Some records
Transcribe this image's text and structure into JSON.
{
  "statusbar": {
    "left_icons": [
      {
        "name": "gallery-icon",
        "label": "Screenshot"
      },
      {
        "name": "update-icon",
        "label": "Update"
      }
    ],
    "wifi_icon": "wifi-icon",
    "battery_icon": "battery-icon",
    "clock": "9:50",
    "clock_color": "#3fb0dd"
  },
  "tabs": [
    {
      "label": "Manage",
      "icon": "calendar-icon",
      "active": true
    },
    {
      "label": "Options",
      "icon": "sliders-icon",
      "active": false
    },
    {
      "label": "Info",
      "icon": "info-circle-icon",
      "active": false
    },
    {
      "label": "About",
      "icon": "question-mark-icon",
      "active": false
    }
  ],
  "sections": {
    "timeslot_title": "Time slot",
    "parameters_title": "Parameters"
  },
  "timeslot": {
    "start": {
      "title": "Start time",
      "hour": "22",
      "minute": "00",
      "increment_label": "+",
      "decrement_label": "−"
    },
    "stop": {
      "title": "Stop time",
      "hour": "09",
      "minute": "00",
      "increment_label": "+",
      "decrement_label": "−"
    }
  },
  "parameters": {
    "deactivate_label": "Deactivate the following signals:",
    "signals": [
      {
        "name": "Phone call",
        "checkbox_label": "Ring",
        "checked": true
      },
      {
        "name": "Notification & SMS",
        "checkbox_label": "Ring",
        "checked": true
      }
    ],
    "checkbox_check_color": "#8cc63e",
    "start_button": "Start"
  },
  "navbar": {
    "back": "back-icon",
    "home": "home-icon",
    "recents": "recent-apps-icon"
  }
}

■ **Directions**:
Restate every record exactly, leaving nothing out.

■ **Response**:
Transcribe this image's text and structure into JSON.
{
  "statusbar": {
    "left_icons": [
      {
        "name": "gallery-icon",
        "label": "Screenshot"
      },
      {
        "name": "update-icon",
        "label": "Update"
      }
    ],
    "wifi_icon": "wifi-icon",
    "battery_icon": "battery-icon",
    "clock": "9:50",
    "clock_color": "#3fb0dd"
  },
  "tabs": [
    {
      "label": "Manage",
      "icon": "calendar-icon",
      "active": true
    },
    {
      "label": "Options",
      "icon": "sliders-icon",
      "active": false
    },
    {
      "label": "Info",
      "icon": "info-circle-icon",
      "active": false
    },
    {
      "label": "About",
      "icon": "question-mark-icon",
      "active": false
    }
  ],
  "sections": {
    "timeslot_title": "Time slot",
    "parameters_title": "Parameters"
  },
  "timeslot": {
    "start": {
      "title": "Start time",
      "hour": "22",
      "minute": "00",
      "increment_label": "+",
      "decrement_label": "−"
    },
    "stop": {
      "title": "Stop time",
      "hour": "09",
      "minute": "00",
      "increment_label": "+",
      "decrement_label": "−"
    }
  },
  "parameters": {
    "deactivate_label": "Deactivate the following signals:",
    "signals": [
      {
        "name": "Phone call",
        "checkbox_label": "Ring",
        "checked": true
      },
      {
        "name": "Notification & SMS",
        "checkbox_label": "Ring",
        "checked": true
      }
    ],
    "checkbox_check_color": "#8cc63e",
    "start_button": "Start"
  },
  "navbar": {
    "back": "back-icon",
    "home": "home-icon",
    "recents": "recent-apps-icon"
  }
}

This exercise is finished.